To do -> From top to bottom, print the listing word for word and skip any pictures it contains.

Material for the task ->
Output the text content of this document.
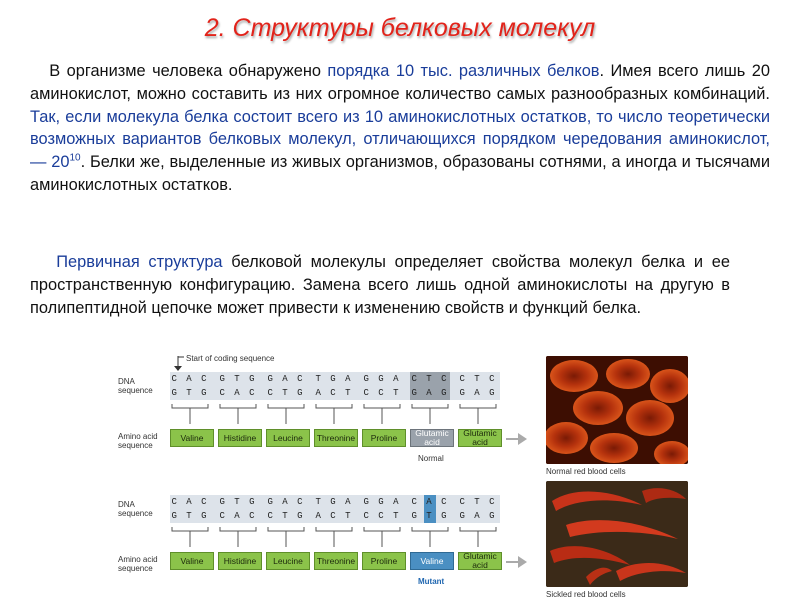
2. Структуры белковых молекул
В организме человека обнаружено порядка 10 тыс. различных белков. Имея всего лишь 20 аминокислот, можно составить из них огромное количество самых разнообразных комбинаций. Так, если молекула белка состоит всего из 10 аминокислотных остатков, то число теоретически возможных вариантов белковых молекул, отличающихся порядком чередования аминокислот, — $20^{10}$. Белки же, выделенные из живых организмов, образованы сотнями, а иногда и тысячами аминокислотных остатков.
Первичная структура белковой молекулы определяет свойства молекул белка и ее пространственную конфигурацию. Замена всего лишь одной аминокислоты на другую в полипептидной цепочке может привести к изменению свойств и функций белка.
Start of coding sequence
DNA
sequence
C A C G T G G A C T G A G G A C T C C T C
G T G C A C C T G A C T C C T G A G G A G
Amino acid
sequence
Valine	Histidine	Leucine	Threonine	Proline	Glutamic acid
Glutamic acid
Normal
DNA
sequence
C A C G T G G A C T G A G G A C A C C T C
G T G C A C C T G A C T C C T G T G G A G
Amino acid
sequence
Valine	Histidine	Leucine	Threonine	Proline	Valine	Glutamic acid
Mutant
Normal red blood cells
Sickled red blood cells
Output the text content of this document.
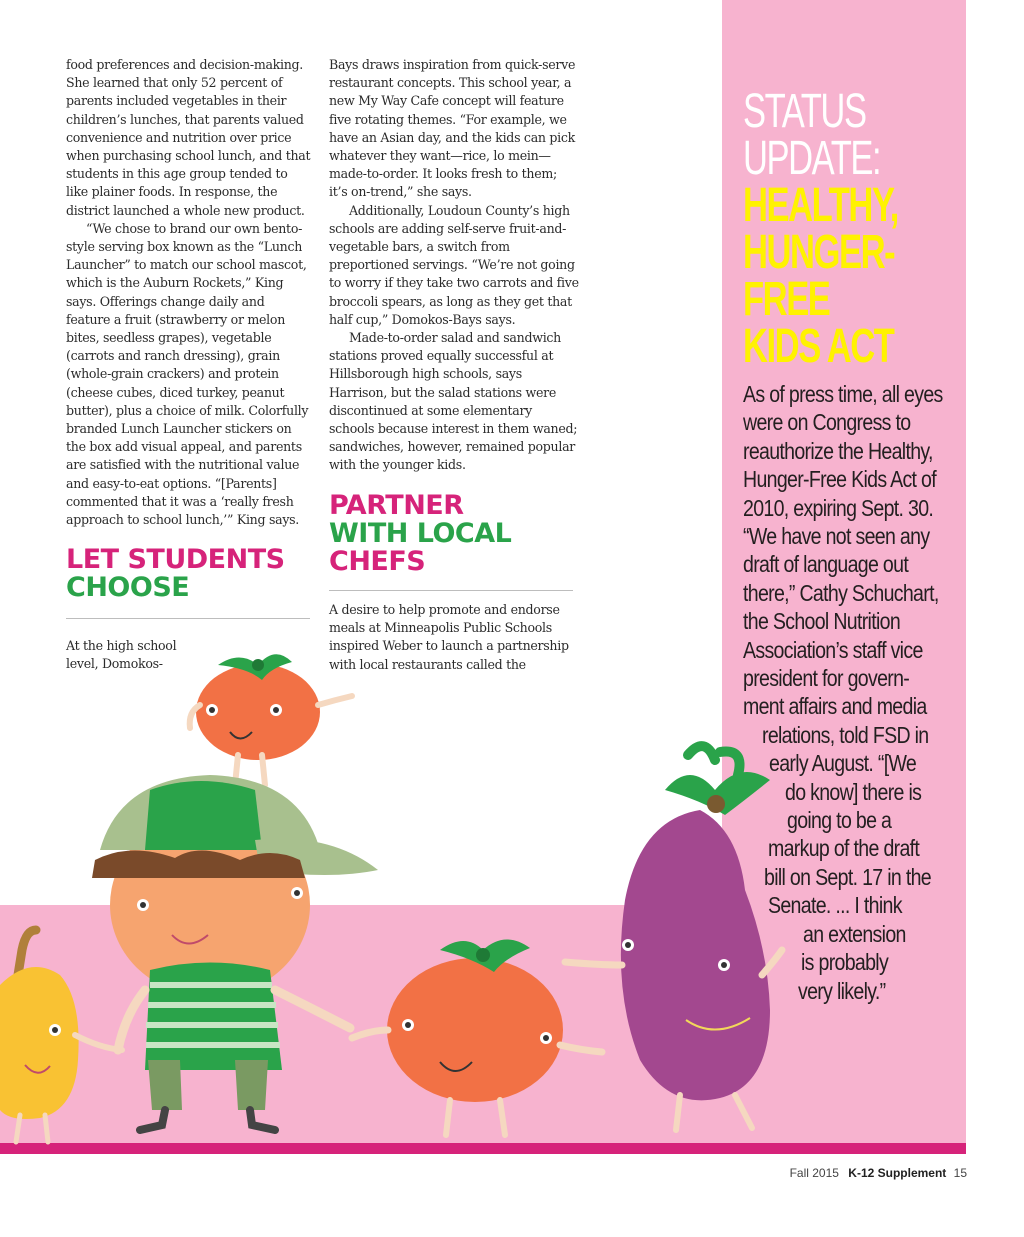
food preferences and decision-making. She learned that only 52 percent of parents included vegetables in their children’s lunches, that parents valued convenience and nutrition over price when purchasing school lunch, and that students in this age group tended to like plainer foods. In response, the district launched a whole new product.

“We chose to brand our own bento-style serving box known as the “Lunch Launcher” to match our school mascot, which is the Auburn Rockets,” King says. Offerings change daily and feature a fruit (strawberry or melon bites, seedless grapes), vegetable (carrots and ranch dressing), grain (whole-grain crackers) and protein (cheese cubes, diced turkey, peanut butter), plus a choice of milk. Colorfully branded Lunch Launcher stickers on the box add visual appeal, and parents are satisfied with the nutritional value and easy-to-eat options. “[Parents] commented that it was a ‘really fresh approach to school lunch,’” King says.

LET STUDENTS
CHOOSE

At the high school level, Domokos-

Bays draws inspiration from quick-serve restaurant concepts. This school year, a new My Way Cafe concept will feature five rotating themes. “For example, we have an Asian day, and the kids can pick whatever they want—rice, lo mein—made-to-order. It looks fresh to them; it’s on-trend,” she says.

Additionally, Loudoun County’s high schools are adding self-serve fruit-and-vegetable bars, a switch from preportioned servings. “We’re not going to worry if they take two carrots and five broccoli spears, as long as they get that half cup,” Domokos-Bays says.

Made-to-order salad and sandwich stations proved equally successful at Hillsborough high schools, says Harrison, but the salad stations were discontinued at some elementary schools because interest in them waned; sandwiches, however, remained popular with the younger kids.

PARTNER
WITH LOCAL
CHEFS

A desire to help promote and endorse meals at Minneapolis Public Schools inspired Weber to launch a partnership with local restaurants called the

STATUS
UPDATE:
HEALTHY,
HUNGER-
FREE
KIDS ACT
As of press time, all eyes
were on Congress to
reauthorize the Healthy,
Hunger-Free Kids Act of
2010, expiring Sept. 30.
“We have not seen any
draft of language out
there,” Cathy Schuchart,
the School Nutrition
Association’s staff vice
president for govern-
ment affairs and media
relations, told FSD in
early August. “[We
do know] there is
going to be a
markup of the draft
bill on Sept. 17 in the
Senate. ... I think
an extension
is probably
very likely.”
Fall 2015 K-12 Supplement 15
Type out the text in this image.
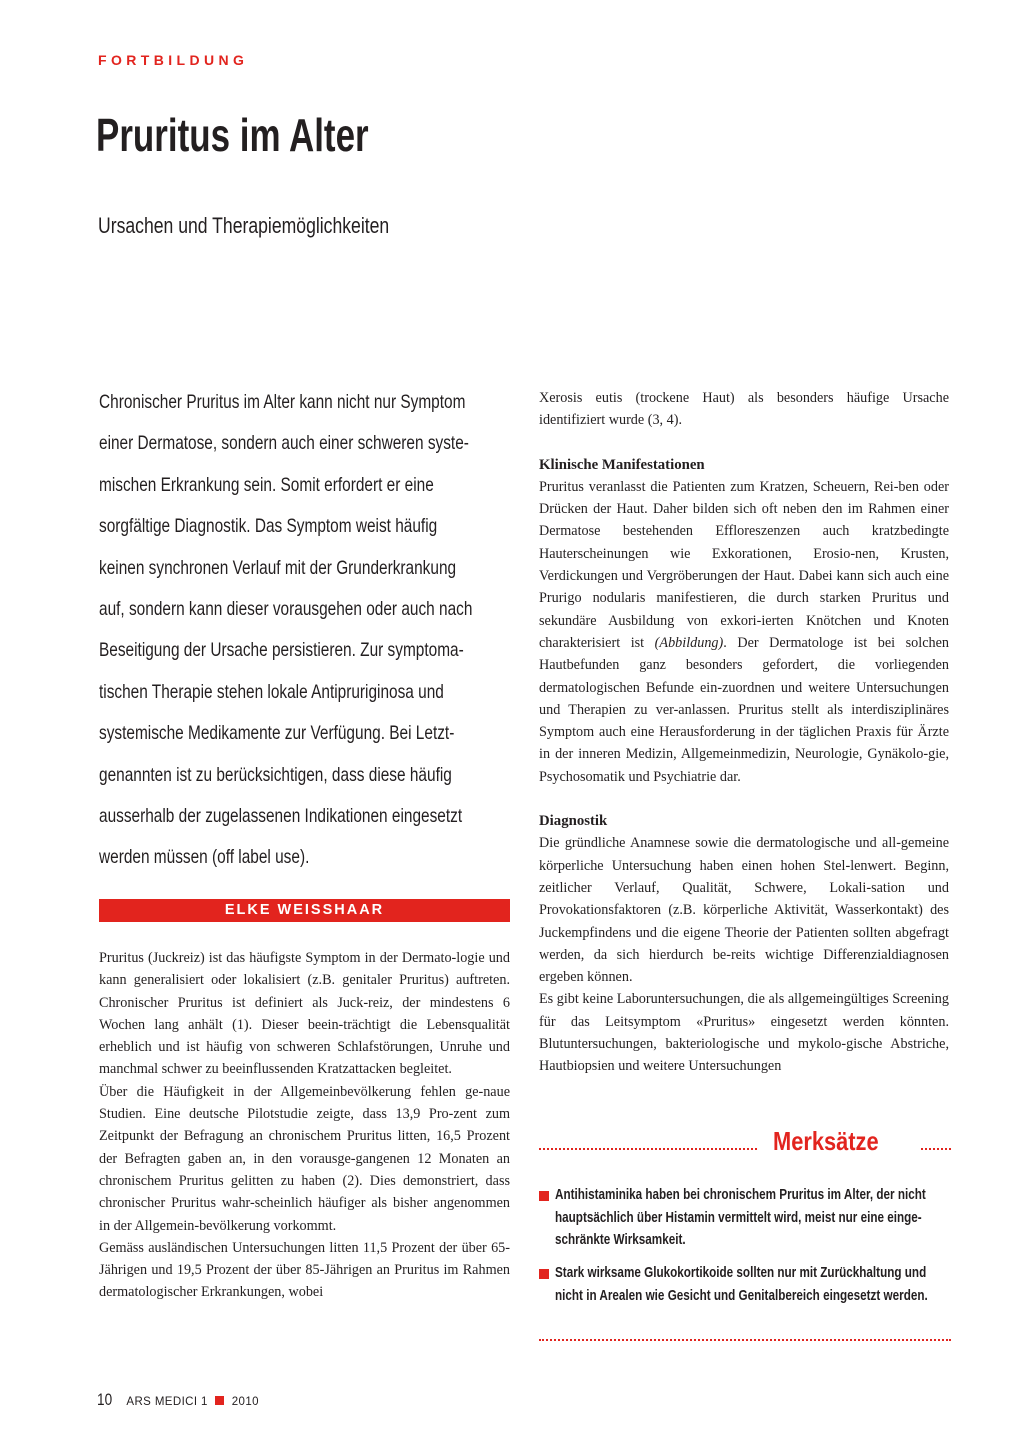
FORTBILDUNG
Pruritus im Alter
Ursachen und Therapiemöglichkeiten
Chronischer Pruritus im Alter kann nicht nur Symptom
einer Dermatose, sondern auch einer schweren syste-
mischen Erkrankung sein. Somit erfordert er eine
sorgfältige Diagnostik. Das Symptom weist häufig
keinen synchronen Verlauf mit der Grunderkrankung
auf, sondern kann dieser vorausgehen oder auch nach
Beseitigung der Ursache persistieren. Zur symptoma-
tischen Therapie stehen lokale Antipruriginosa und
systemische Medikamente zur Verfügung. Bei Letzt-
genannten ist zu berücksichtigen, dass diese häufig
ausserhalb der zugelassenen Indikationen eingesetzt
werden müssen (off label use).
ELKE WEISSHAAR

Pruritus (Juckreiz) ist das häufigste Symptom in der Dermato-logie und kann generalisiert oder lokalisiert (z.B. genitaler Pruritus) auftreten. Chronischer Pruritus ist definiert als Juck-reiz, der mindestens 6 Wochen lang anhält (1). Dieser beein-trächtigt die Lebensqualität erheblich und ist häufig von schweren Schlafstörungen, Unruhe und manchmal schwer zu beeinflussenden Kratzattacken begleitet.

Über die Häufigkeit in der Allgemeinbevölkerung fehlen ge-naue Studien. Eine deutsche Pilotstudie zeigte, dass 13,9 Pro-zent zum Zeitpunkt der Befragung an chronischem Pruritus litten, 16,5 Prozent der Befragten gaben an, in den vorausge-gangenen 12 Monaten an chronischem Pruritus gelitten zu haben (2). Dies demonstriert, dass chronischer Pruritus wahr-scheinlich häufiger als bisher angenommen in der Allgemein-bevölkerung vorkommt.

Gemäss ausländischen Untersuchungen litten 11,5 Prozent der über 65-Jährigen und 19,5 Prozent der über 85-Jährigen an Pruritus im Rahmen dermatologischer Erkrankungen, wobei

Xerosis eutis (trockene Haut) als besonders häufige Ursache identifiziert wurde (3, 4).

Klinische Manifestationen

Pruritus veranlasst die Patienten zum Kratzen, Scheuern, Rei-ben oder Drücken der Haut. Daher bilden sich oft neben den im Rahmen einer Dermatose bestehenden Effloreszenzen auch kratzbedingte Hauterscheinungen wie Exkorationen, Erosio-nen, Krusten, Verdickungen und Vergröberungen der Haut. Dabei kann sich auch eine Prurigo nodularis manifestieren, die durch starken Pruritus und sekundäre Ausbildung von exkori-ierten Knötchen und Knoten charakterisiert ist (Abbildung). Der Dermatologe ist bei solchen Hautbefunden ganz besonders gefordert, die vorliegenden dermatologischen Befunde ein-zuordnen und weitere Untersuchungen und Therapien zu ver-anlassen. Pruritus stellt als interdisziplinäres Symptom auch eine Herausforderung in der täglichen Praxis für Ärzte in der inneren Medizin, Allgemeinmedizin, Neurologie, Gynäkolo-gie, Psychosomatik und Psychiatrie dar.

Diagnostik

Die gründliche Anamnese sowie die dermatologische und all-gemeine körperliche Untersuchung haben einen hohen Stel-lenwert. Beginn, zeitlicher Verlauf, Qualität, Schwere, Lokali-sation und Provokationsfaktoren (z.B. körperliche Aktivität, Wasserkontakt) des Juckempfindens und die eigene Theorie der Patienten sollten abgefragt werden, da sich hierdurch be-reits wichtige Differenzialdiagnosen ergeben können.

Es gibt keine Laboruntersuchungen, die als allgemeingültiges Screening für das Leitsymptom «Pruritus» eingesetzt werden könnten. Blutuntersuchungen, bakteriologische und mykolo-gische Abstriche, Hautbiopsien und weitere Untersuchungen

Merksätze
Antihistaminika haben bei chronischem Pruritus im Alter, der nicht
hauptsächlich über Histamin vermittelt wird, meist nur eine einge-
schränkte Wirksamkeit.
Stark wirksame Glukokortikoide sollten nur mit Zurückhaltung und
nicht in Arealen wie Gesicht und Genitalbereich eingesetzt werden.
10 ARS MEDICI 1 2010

Result below ->
Output the text content of this document.
2. Структуры белковых молекул
В организме человека обнаружено порядка 10 тыс. различных белков. Имея всего лишь 20 аминокислот, можно составить из них огромное количество самых разнообразных комбинаций. Так, если молекула белка состоит всего из 10 аминокислотных остатков, то число теоретически возможных вариантов белковых молекул, отличающихся порядком чередования аминокислот, — $20^{10}$. Белки же, выделенные из живых организмов, образованы сотнями, а иногда и тысячами аминокислотных остатков.
Первичная структура белковой молекулы определяет свойства молекул белка и ее пространственную конфигурацию. Замена всего лишь одной аминокислоты на другую в полипептидной цепочке может привести к изменению свойств и функций белка.
Start of coding sequence
DNA
sequence
C A C G T G G A C T G A G G A C T C C T C
G T G C A C C T G A C T C C T G A G G A G
Amino acid
sequence
Valine	Histidine	Leucine	Threonine	Proline	Glutamic acid
Glutamic acid
Normal
DNA
sequence
C A C G T G G A C T G A G G A C A C C T C
G T G C A C C T G A C T C C T G T G G A G
Amino acid
sequence
Valine	Histidine	Leucine	Threonine	Proline	Valine	Glutamic acid
Mutant
Normal red blood cells
Sickled red blood cells
Output the text content of this document.
food preferences and decision-making. She learned that only 52 percent of parents included vegetables in their children’s lunches, that parents valued convenience and nutrition over price when purchasing school lunch, and that students in this age group tended to like plainer foods. In response, the district launched a whole new product.

“We chose to brand our own bento-style serving box known as the “Lunch Launcher” to match our school mascot, which is the Auburn Rockets,” King says. Offerings change daily and feature a fruit (strawberry or melon bites, seedless grapes), vegetable (carrots and ranch dressing), grain (whole-grain crackers) and protein (cheese cubes, diced turkey, peanut butter), plus a choice of milk. Colorfully branded Lunch Launcher stickers on the box add visual appeal, and parents are satisfied with the nutritional value and easy-to-eat options. “[Parents] commented that it was a ‘really fresh approach to school lunch,’” King says.

LET STUDENTS
CHOOSE

At the high school level, Domokos-

Bays draws inspiration from quick-serve restaurant concepts. This school year, a new My Way Cafe concept will feature five rotating themes. “For example, we have an Asian day, and the kids can pick whatever they want—rice, lo mein—made-to-order. It looks fresh to them; it’s on-trend,” she says.

Additionally, Loudoun County’s high schools are adding self-serve fruit-and-vegetable bars, a switch from preportioned servings. “We’re not going to worry if they take two carrots and five broccoli spears, as long as they get that half cup,” Domokos-Bays says.

Made-to-order salad and sandwich stations proved equally successful at Hillsborough high schools, says Harrison, but the salad stations were discontinued at some elementary schools because interest in them waned; sandwiches, however, remained popular with the younger kids.

PARTNER
WITH LOCAL
CHEFS

A desire to help promote and endorse meals at Minneapolis Public Schools inspired Weber to launch a partnership with local restaurants called the

STATUS
UPDATE:
HEALTHY,
HUNGER-
FREE
KIDS ACT
As of press time, all eyes
were on Congress to
reauthorize the Healthy,
Hunger-Free Kids Act of
2010, expiring Sept. 30.
“We have not seen any
draft of language out
there,” Cathy Schuchart,
the School Nutrition
Association’s staff vice
president for govern-
ment affairs and media
relations, told FSD in
early August. “[We
do know] there is
going to be a
markup of the draft
bill on Sept. 17 in the
Senate. ... I think
an extension
is probably
very likely.”
Fall 2015 K-12 Supplement 15
Type out the text in this image.
FORTBILDUNG
Pruritus im Alter
Ursachen und Therapiemöglichkeiten
Chronischer Pruritus im Alter kann nicht nur Symptom
einer Dermatose, sondern auch einer schweren syste-
mischen Erkrankung sein. Somit erfordert er eine
sorgfältige Diagnostik. Das Symptom weist häufig
keinen synchronen Verlauf mit der Grunderkrankung
auf, sondern kann dieser vorausgehen oder auch nach
Beseitigung der Ursache persistieren. Zur symptoma-
tischen Therapie stehen lokale Antipruriginosa und
systemische Medikamente zur Verfügung. Bei Letzt-
genannten ist zu berücksichtigen, dass diese häufig
ausserhalb der zugelassenen Indikationen eingesetzt
werden müssen (off label use).
ELKE WEISSHAAR

Pruritus (Juckreiz) ist das häufigste Symptom in der Dermato-logie und kann generalisiert oder lokalisiert (z.B. genitaler Pruritus) auftreten. Chronischer Pruritus ist definiert als Juck-reiz, der mindestens 6 Wochen lang anhält (1). Dieser beein-trächtigt die Lebensqualität erheblich und ist häufig von schweren Schlafstörungen, Unruhe und manchmal schwer zu beeinflussenden Kratzattacken begleitet.

Über die Häufigkeit in der Allgemeinbevölkerung fehlen ge-naue Studien. Eine deutsche Pilotstudie zeigte, dass 13,9 Pro-zent zum Zeitpunkt der Befragung an chronischem Pruritus litten, 16,5 Prozent der Befragten gaben an, in den vorausge-gangenen 12 Monaten an chronischem Pruritus gelitten zu haben (2). Dies demonstriert, dass chronischer Pruritus wahr-scheinlich häufiger als bisher angenommen in der Allgemein-bevölkerung vorkommt.

Gemäss ausländischen Untersuchungen litten 11,5 Prozent der über 65-Jährigen und 19,5 Prozent der über 85-Jährigen an Pruritus im Rahmen dermatologischer Erkrankungen, wobei

Xerosis eutis (trockene Haut) als besonders häufige Ursache identifiziert wurde (3, 4).

Klinische Manifestationen

Pruritus veranlasst die Patienten zum Kratzen, Scheuern, Rei-ben oder Drücken der Haut. Daher bilden sich oft neben den im Rahmen einer Dermatose bestehenden Effloreszenzen auch kratzbedingte Hauterscheinungen wie Exkorationen, Erosio-nen, Krusten, Verdickungen und Vergröberungen der Haut. Dabei kann sich auch eine Prurigo nodularis manifestieren, die durch starken Pruritus und sekundäre Ausbildung von exkori-ierten Knötchen und Knoten charakterisiert ist (Abbildung). Der Dermatologe ist bei solchen Hautbefunden ganz besonders gefordert, die vorliegenden dermatologischen Befunde ein-zuordnen und weitere Untersuchungen und Therapien zu ver-anlassen. Pruritus stellt als interdisziplinäres Symptom auch eine Herausforderung in der täglichen Praxis für Ärzte in der inneren Medizin, Allgemeinmedizin, Neurologie, Gynäkolo-gie, Psychosomatik und Psychiatrie dar.

Diagnostik

Die gründliche Anamnese sowie die dermatologische und all-gemeine körperliche Untersuchung haben einen hohen Stel-lenwert. Beginn, zeitlicher Verlauf, Qualität, Schwere, Lokali-sation und Provokationsfaktoren (z.B. körperliche Aktivität, Wasserkontakt) des Juckempfindens und die eigene Theorie der Patienten sollten abgefragt werden, da sich hierdurch be-reits wichtige Differenzialdiagnosen ergeben können.

Es gibt keine Laboruntersuchungen, die als allgemeingültiges Screening für das Leitsymptom «Pruritus» eingesetzt werden könnten. Blutuntersuchungen, bakteriologische und mykolo-gische Abstriche, Hautbiopsien und weitere Untersuchungen

Merksätze
Antihistaminika haben bei chronischem Pruritus im Alter, der nicht
hauptsächlich über Histamin vermittelt wird, meist nur eine einge-
schränkte Wirksamkeit.
Stark wirksame Glukokortikoide sollten nur mit Zurückhaltung und
nicht in Arealen wie Gesicht und Genitalbereich eingesetzt werden.
10 ARS MEDICI 1 2010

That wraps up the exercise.